> _Exercise_
Output the material below unchanged, apart from leaving out the pictures.

> _Supplied data_

════

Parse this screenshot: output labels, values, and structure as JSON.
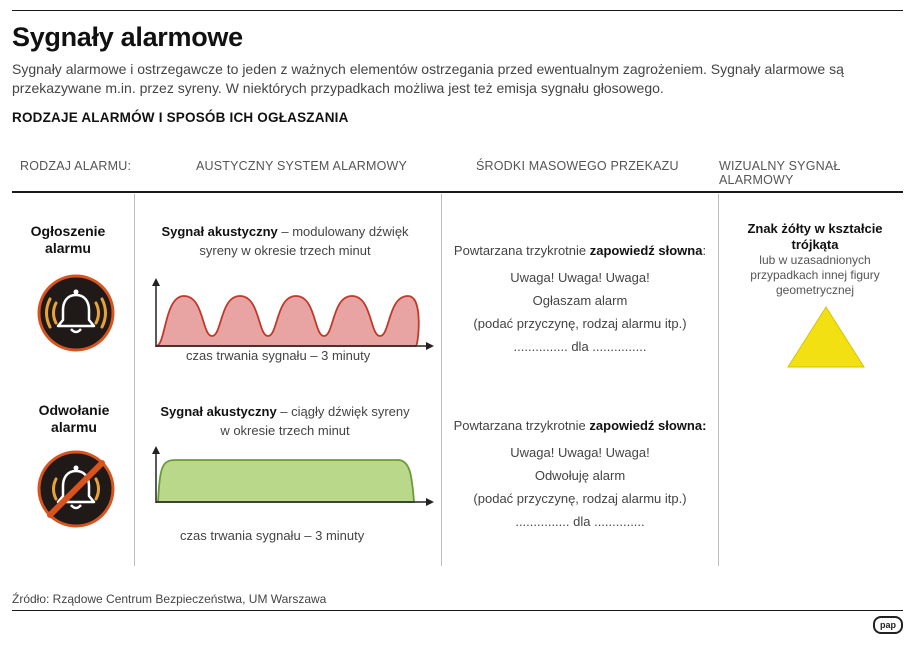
{
  "title": "Sygnały alarmowe",
  "lead": "Sygnały alarmowe i ostrzegawcze to jeden z ważnych elementów ostrzegania przed ewentualnym zagrożeniem. Sygnały alarmowe są przekazywane m.in. przez syreny. W niektórych przypadkach możliwa jest też emisja sygnału głosowego.",
  "subheading": "RODZAJE ALARMÓW I SPOSÓB ICH OGŁASZANIA",
  "columns": {
    "type": "RODZAJ ALARMU:",
    "acoustic": "AUSTYCZNY SYSTEM ALARMOWY",
    "media": "ŚRODKI MASOWEGO PRZEKAZU",
    "visual": "WIZUALNY SYGNAŁ ALARMOWY"
  },
  "alarm_on": {
    "label_l1": "Ogłoszenie",
    "label_l2": "alarmu",
    "signal_bold": "Sygnał akustyczny",
    "signal_rest": " –  modulowany dźwięk",
    "signal_l2": "syreny w okresie trzech minut",
    "caption": "czas trwania sygnału – 3 minuty",
    "media_intro": "Powtarzana trzykrotnie ",
    "media_bold": "zapowiedź słowna",
    "media_colon": ":",
    "media_l1": "Uwaga! Uwaga! Uwaga!",
    "media_l2": "Ogłaszam alarm",
    "media_l3": "(podać przyczynę, rodzaj alarmu itp.)",
    "media_l4": "............... dla ...............",
    "icon": "bell-icon"
  },
  "alarm_off": {
    "label_l1": "Odwołanie",
    "label_l2": "alarmu",
    "signal_bold": "Sygnał akustyczny",
    "signal_rest": " –  ciągły dźwięk syreny",
    "signal_l2": "w okresie trzech minut",
    "caption": "czas trwania sygnału – 3 minuty",
    "media_intro": "Powtarzana trzykrotnie ",
    "media_bold": "zapowiedź słowna:",
    "media_l1": "Uwaga! Uwaga! Uwaga!",
    "media_l2": "Odwołuję alarm",
    "media_l3": "(podać przyczynę, rodzaj alarmu itp.)",
    "media_l4": "............... dla ..............",
    "icon": "bell-crossed-icon"
  },
  "visual": {
    "bold_l1": "Znak żółty w kształcie",
    "bold_l2": "trójkąta",
    "l3": "lub w uzasadnionych",
    "l4": "przypadkach innej figury",
    "l5": "geometrycznej"
  },
  "source": "Źródło: Rządowe Centrum Bezpieczeństwa, UM Warszawa",
  "logo": "pap",
  "colors": {
    "wave_fill": "#e8a3a3",
    "wave_stroke": "#c0392b",
    "steady_fill": "#b9d88a",
    "steady_stroke": "#6a9a3a",
    "icon_bg": "#1f1a17",
    "icon_ring": "#d9531e",
    "icon_glow": "#e8a23a",
    "triangle": "#f3e012"
  }
}
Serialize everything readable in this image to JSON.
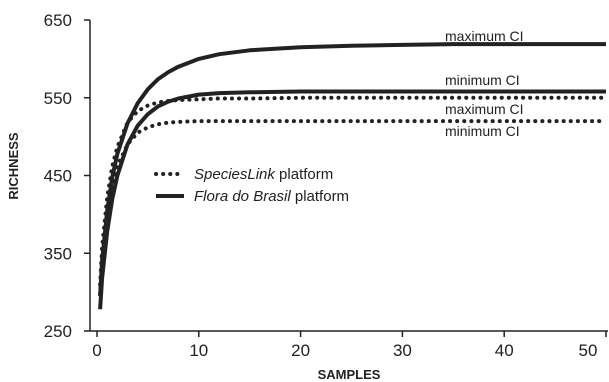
{
  "chart_data": {
    "type": "line",
    "xlabel": "SAMPLES",
    "ylabel": "RICHNESS",
    "xlim": [
      0,
      50
    ],
    "ylim": [
      250,
      650
    ],
    "x_ticks": [
      "0",
      "10",
      "20",
      "30",
      "40",
      "50"
    ],
    "y_ticks": [
      "250",
      "350",
      "450",
      "550",
      "650"
    ],
    "grid": false,
    "legend": {
      "placement": "center-left",
      "entries": [
        {
          "style": "dotted",
          "label_italic": "SpeciesLink",
          "label_rest": " platform"
        },
        {
          "style": "solid",
          "label_italic": "Flora do Brasil",
          "label_rest": " platform"
        }
      ]
    },
    "annotations": [
      "maximum CI",
      "minimum CI",
      "maximum CI",
      "minimum CI"
    ],
    "x": [
      0.3,
      0.5,
      1,
      1.5,
      2,
      3,
      4,
      5,
      6,
      7,
      8,
      10,
      12,
      15,
      20,
      25,
      30,
      35,
      40,
      45,
      50
    ],
    "series": [
      {
        "style": "solid",
        "values": [
          295,
          340,
          405,
          448,
          478,
          517,
          543,
          561,
          574,
          583,
          590,
          600,
          606,
          611,
          615,
          617,
          618,
          619,
          619,
          619,
          619
        ]
      },
      {
        "style": "solid",
        "values": [
          278,
          318,
          378,
          420,
          450,
          490,
          514,
          529,
          539,
          545,
          549,
          554,
          556,
          557,
          558,
          558,
          558,
          558,
          558,
          558,
          558
        ]
      },
      {
        "style": "dotted",
        "values": [
          310,
          358,
          422,
          462,
          487,
          518,
          533,
          540,
          544,
          546,
          547,
          548,
          549,
          549,
          550,
          550,
          550,
          550,
          550,
          550,
          550
        ]
      },
      {
        "style": "dotted",
        "values": [
          298,
          342,
          400,
          438,
          462,
          490,
          505,
          512,
          516,
          518,
          519,
          520,
          520,
          520,
          520,
          520,
          520,
          520,
          520,
          520,
          520
        ]
      }
    ]
  }
}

════

> _Solution for this exercise_
Parse this screenshot: output labels, values, and structure as JSON.
{
  "title": "Sygnały alarmowe",
  "lead": "Sygnały alarmowe i ostrzegawcze to jeden z ważnych elementów ostrzegania przed ewentualnym zagrożeniem. Sygnały alarmowe są przekazywane m.in. przez syreny. W niektórych przypadkach możliwa jest też emisja sygnału głosowego.",
  "subheading": "RODZAJE ALARMÓW I SPOSÓB ICH OGŁASZANIA",
  "columns": {
    "type": "RODZAJ ALARMU:",
    "acoustic": "AUSTYCZNY SYSTEM ALARMOWY",
    "media": "ŚRODKI MASOWEGO PRZEKAZU",
    "visual": "WIZUALNY SYGNAŁ ALARMOWY"
  },
  "alarm_on": {
    "label_l1": "Ogłoszenie",
    "label_l2": "alarmu",
    "signal_bold": "Sygnał akustyczny",
    "signal_rest": " –  modulowany dźwięk",
    "signal_l2": "syreny w okresie trzech minut",
    "caption": "czas trwania sygnału – 3 minuty",
    "media_intro": "Powtarzana trzykrotnie ",
    "media_bold": "zapowiedź słowna",
    "media_colon": ":",
    "media_l1": "Uwaga! Uwaga! Uwaga!",
    "media_l2": "Ogłaszam alarm",
    "media_l3": "(podać przyczynę, rodzaj alarmu itp.)",
    "media_l4": "............... dla ...............",
    "icon": "bell-icon"
  },
  "alarm_off": {
    "label_l1": "Odwołanie",
    "label_l2": "alarmu",
    "signal_bold": "Sygnał akustyczny",
    "signal_rest": " –  ciągły dźwięk syreny",
    "signal_l2": "w okresie trzech minut",
    "caption": "czas trwania sygnału – 3 minuty",
    "media_intro": "Powtarzana trzykrotnie ",
    "media_bold": "zapowiedź słowna:",
    "media_l1": "Uwaga! Uwaga! Uwaga!",
    "media_l2": "Odwołuję alarm",
    "media_l3": "(podać przyczynę, rodzaj alarmu itp.)",
    "media_l4": "............... dla ..............",
    "icon": "bell-crossed-icon"
  },
  "visual": {
    "bold_l1": "Znak żółty w kształcie",
    "bold_l2": "trójkąta",
    "l3": "lub w uzasadnionych",
    "l4": "przypadkach innej figury",
    "l5": "geometrycznej"
  },
  "source": "Źródło: Rządowe Centrum Bezpieczeństwa, UM Warszawa",
  "logo": "pap",
  "colors": {
    "wave_fill": "#e8a3a3",
    "wave_stroke": "#c0392b",
    "steady_fill": "#b9d88a",
    "steady_stroke": "#6a9a3a",
    "icon_bg": "#1f1a17",
    "icon_ring": "#d9531e",
    "icon_glow": "#e8a23a",
    "triangle": "#f3e012"
  }
}
Serialize everything readable in this image to JSON.
{
  "chart_data": {
    "type": "line",
    "xlabel": "SAMPLES",
    "ylabel": "RICHNESS",
    "xlim": [
      0,
      50
    ],
    "ylim": [
      250,
      650
    ],
    "x_ticks": [
      "0",
      "10",
      "20",
      "30",
      "40",
      "50"
    ],
    "y_ticks": [
      "250",
      "350",
      "450",
      "550",
      "650"
    ],
    "grid": false,
    "legend": {
      "placement": "center-left",
      "entries": [
        {
          "style": "dotted",
          "label_italic": "SpeciesLink",
          "label_rest": " platform"
        },
        {
          "style": "solid",
          "label_italic": "Flora do Brasil",
          "label_rest": " platform"
        }
      ]
    },
    "annotations": [
      "maximum CI",
      "minimum CI",
      "maximum CI",
      "minimum CI"
    ],
    "x": [
      0.3,
      0.5,
      1,
      1.5,
      2,
      3,
      4,
      5,
      6,
      7,
      8,
      10,
      12,
      15,
      20,
      25,
      30,
      35,
      40,
      45,
      50
    ],
    "series": [
      {
        "style": "solid",
        "values": [
          295,
          340,
          405,
          448,
          478,
          517,
          543,
          561,
          574,
          583,
          590,
          600,
          606,
          611,
          615,
          617,
          618,
          619,
          619,
          619,
          619
        ]
      },
      {
        "style": "solid",
        "values": [
          278,
          318,
          378,
          420,
          450,
          490,
          514,
          529,
          539,
          545,
          549,
          554,
          556,
          557,
          558,
          558,
          558,
          558,
          558,
          558,
          558
        ]
      },
      {
        "style": "dotted",
        "values": [
          310,
          358,
          422,
          462,
          487,
          518,
          533,
          540,
          544,
          546,
          547,
          548,
          549,
          549,
          550,
          550,
          550,
          550,
          550,
          550,
          550
        ]
      },
      {
        "style": "dotted",
        "values": [
          298,
          342,
          400,
          438,
          462,
          490,
          505,
          512,
          516,
          518,
          519,
          520,
          520,
          520,
          520,
          520,
          520,
          520,
          520,
          520,
          520
        ]
      }
    ]
  }
}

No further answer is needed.